■ Your task ■
Of all the lines in these entries, how many contain the string "belt"? Give only that count.

■ Listing ■
+++++

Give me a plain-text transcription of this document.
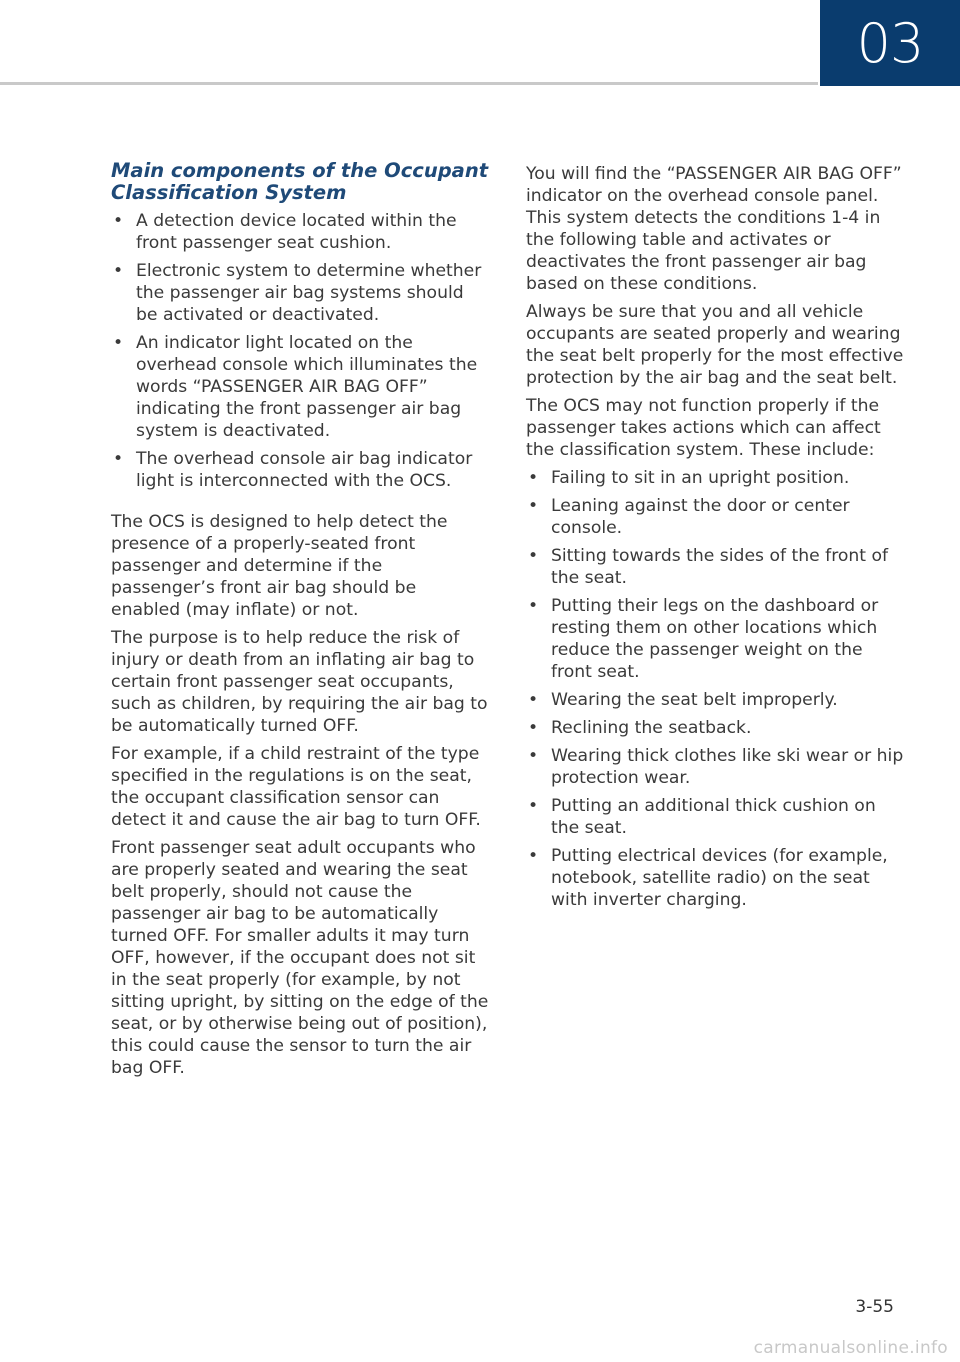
03
Main components of the Occupant
Classification System
• A detection device located within the front passenger seat cushion.
• Electronic system to determine whether the passenger air bag systems should be activated or deactivated.
• An indicator light located on the overhead console which illuminates the words “PASSENGER AIR BAG OFF” indicating the front passenger air bag system is deactivated.
• The overhead console air bag indicator light is interconnected with the OCS.

The OCS is designed to help detect the presence of a properly-seated front passenger and determine if the passenger’s front air bag should be enabled (may inflate) or not.

The purpose is to help reduce the risk of injury or death from an inflating air bag to certain front passenger seat occupants, such as children, by requiring the air bag to be automatically turned OFF.

For example, if a child restraint of the type specified in the regulations is on the seat, the occupant classification sensor can detect it and cause the air bag to turn OFF.

Front passenger seat adult occupants who are properly seated and wearing the seat belt properly, should not cause the passenger air bag to be automatically turned OFF. For smaller adults it may turn OFF, however, if the occupant does not sit in the seat properly (for example, by not sitting upright, by sitting on the edge of the seat, or by otherwise being out of position), this could cause the sensor to turn the air bag OFF.

You will find the “PASSENGER AIR BAG OFF” indicator on the overhead console panel. This system detects the conditions 1-4 in the following table and activates or deactivates the front passenger air bag based on these conditions.

Always be sure that you and all vehicle occupants are seated properly and wearing the seat belt properly for the most effective protection by the air bag and the seat belt.

The OCS may not function properly if the passenger takes actions which can affect the classification system. These include:

• Failing to sit in an upright position.
• Leaning against the door or center console.
• Sitting towards the sides of the front of the seat.
• Putting their legs on the dashboard or resting them on other locations which reduce the passenger weight on the front seat.
• Wearing the seat belt improperly.
• Reclining the seatback.
• Wearing thick clothes like ski wear or hip protection wear.
• Putting an additional thick cushion on the seat.
• Putting electrical devices (for example, notebook, satellite radio) on the seat with inverter charging.
3-55
carmanualsonline.info
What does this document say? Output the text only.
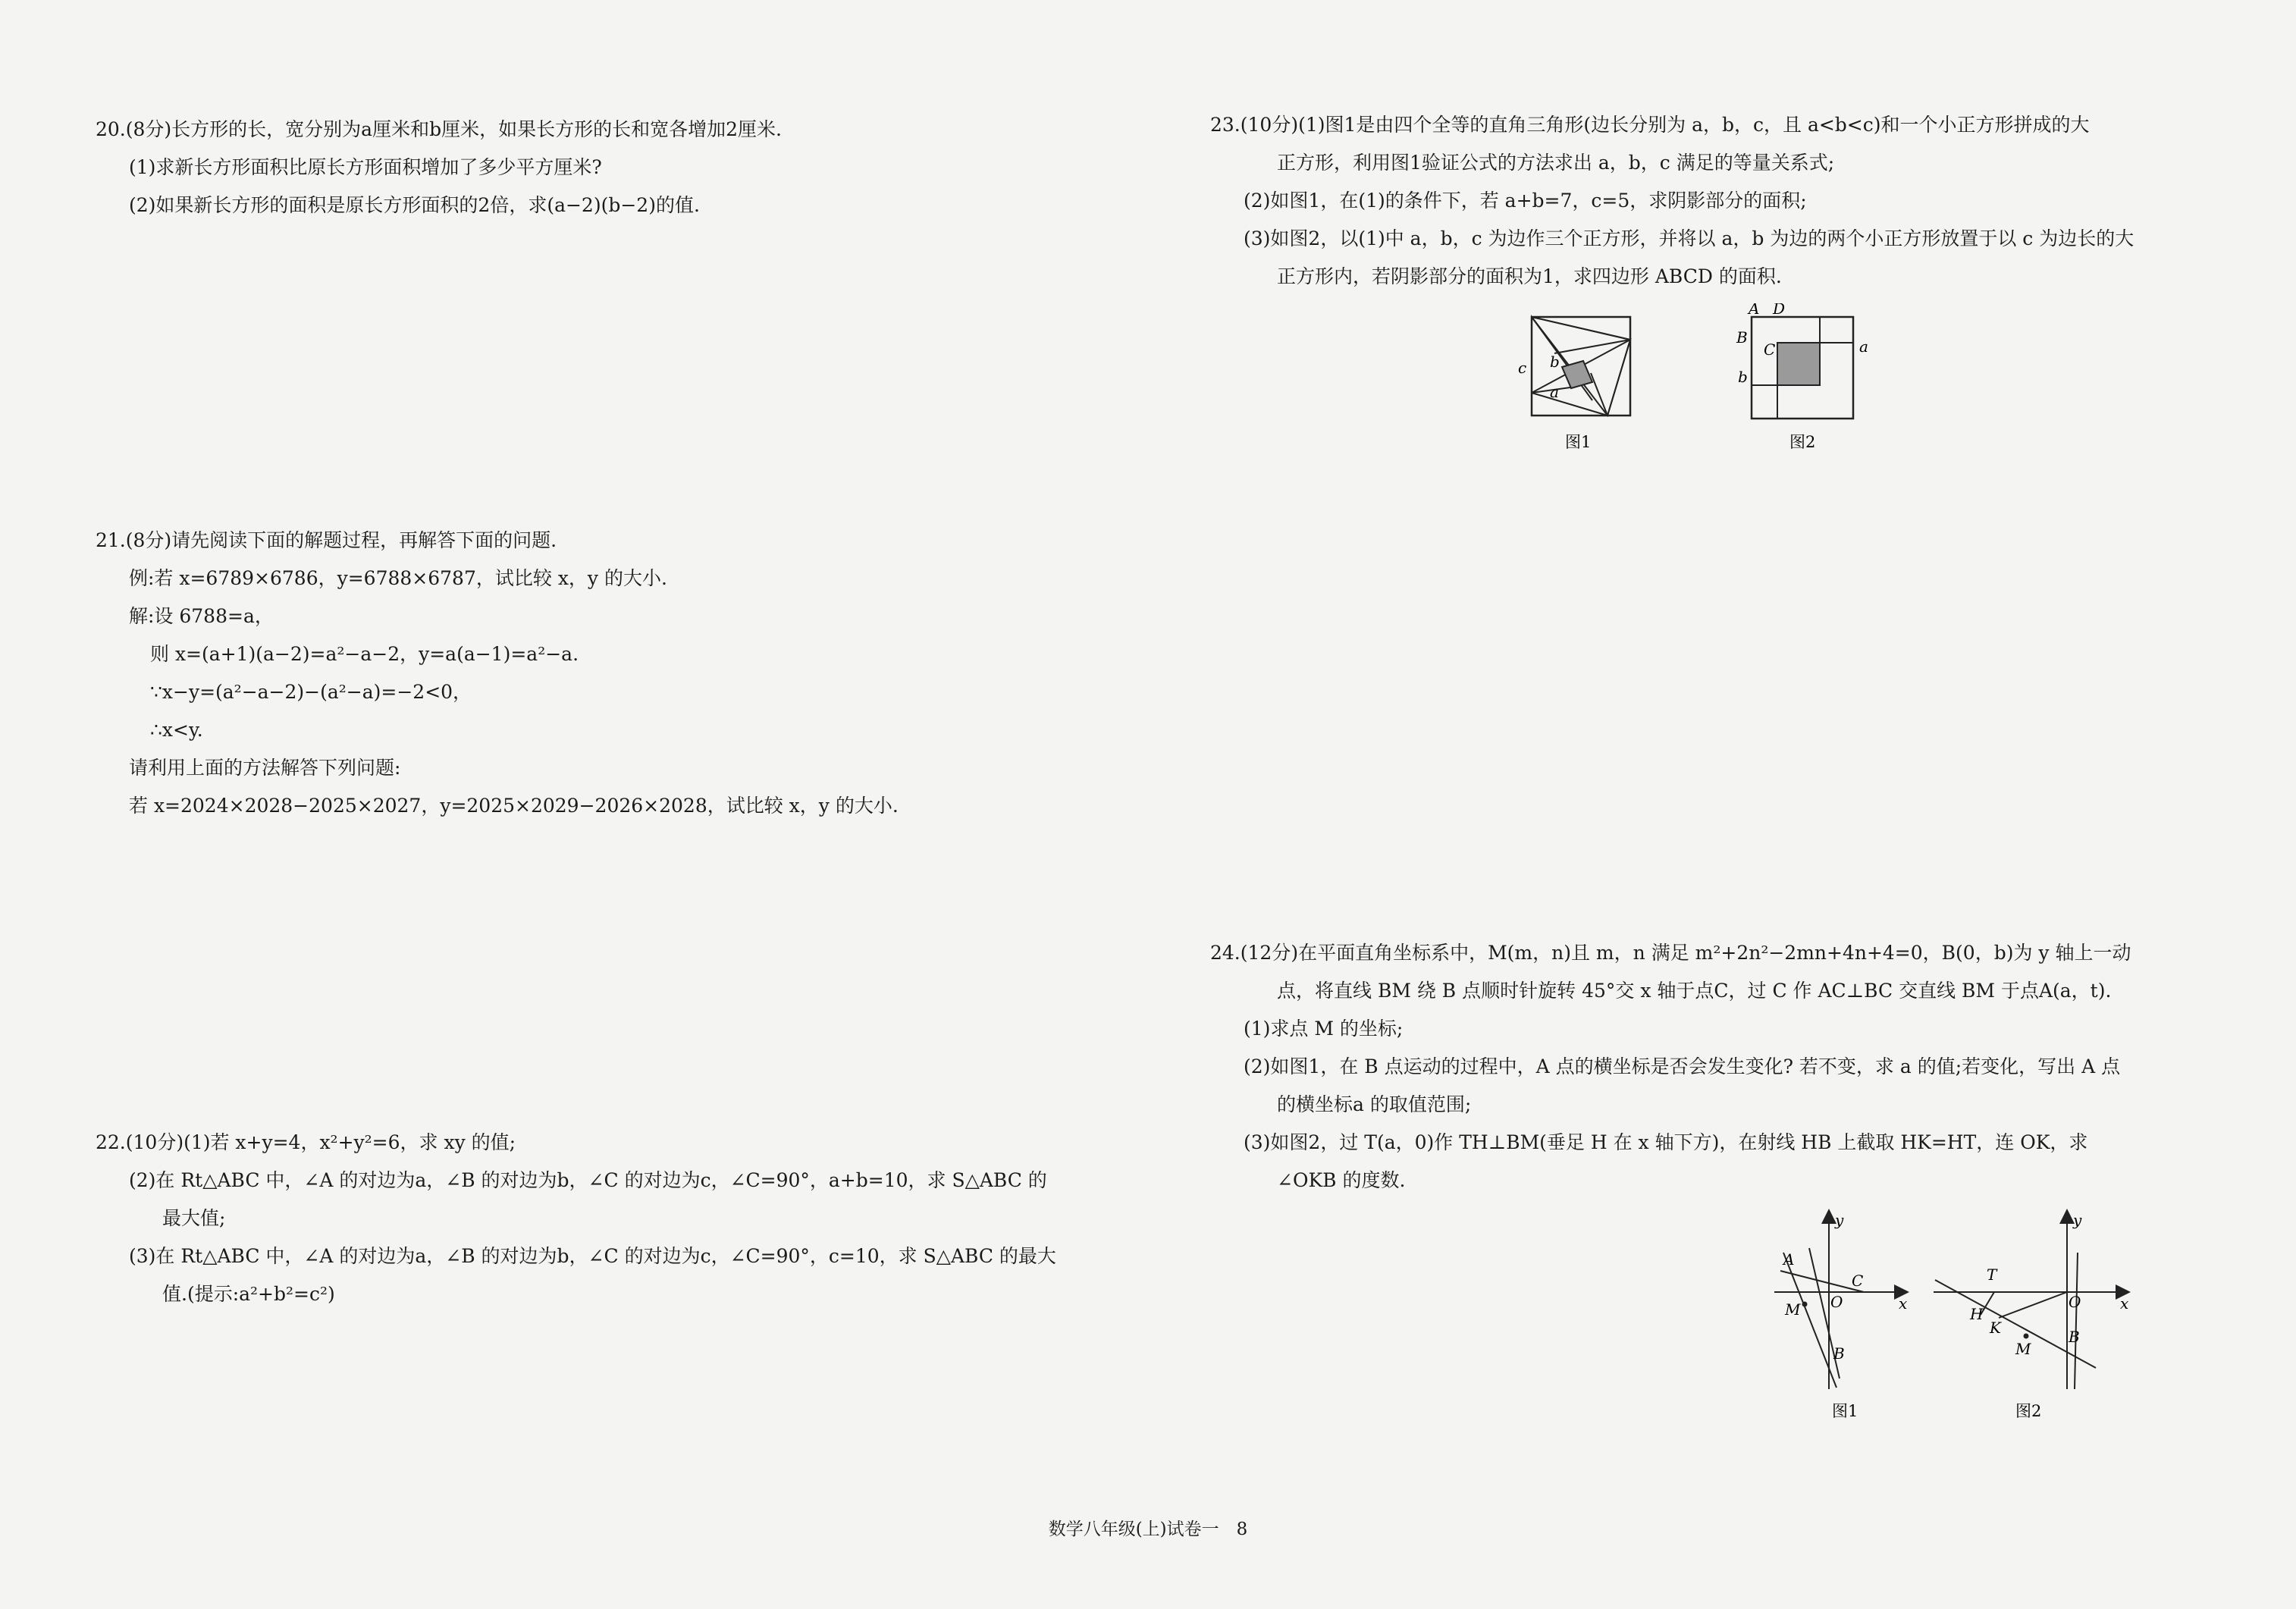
20.(8分)长方形的长，宽分别为a厘米和b厘米，如果长方形的长和宽各增加2厘米.
(1)求新长方形面积比原长方形面积增加了多少平方厘米?
(2)如果新长方形的面积是原长方形面积的2倍，求(a−2)(b−2)的值.
21.(8分)请先阅读下面的解题过程，再解答下面的问题.
例:若 x=6789×6786，y=6788×6787，试比较 x，y 的大小.
解:设 6788=a，
则 x=(a+1)(a−2)=a²−a−2，y=a(a−1)=a²−a.
∵x−y=(a²−a−2)−(a²−a)=−2<0，
∴x<y.
请利用上面的方法解答下列问题:
若 x=2024×2028−2025×2027，y=2025×2029−2026×2028，试比较 x，y 的大小.
22.(10分)(1)若 x+y=4，x²+y²=6，求 xy 的值;
(2)在 Rt△ABC 中，∠A 的对边为a，∠B 的对边为b，∠C 的对边为c，∠C=90°，a+b=10，求 S△ABC 的
最大值;
(3)在 Rt△ABC 中，∠A 的对边为a，∠B 的对边为b，∠C 的对边为c，∠C=90°，c=10，求 S△ABC 的最大
值.(提示:a²+b²=c²)
23.(10分)(1)图1是由四个全等的直角三角形(边长分别为 a，b，c，且 a<b<c)和一个小正方形拼成的大
正方形，利用图1验证公式的方法求出 a，b，c 满足的等量关系式;
(2)如图1，在(1)的条件下，若 a+b=7，c=5，求阴影部分的面积;
(3)如图2，以(1)中 a，b，c 为边作三个正方形，并将以 a，b 为边的两个小正方形放置于以 c 为边长的大
正方形内，若阴影部分的面积为1，求四边形 ABCD 的面积.
c b
a
图1
A D
B
C	a
b
图2
24.(12分)在平面直角坐标系中，M(m，n)且 m，n 满足 m²+2n²−2mn+4n+4=0，B(0，b)为 y 轴上一动
点，将直线 BM 绕 B 点顺时针旋转 45°交 x 轴于点C，过 C 作 AC⊥BC 交直线 BM 于点A(a，t).
(1)求点 M 的坐标;
(2)如图1，在 B 点运动的过程中，A 点的横坐标是否会发生变化? 若不变，求 a 的值;若变化，写出 A 点
的横坐标a 的取值范围;
(3)如图2，过 T(a，0)作 TH⊥BM(垂足 H 在 x 轴下方)，在射线 HB 上截取 HK=HT，连 OK，求
∠OKB 的度数.
y
A
C
O	x
M
B
图1
y
T
O	x
H
K
M
B
图2
数学八年级(上)试卷一　8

+++++

■ Solution for this exercise ■
3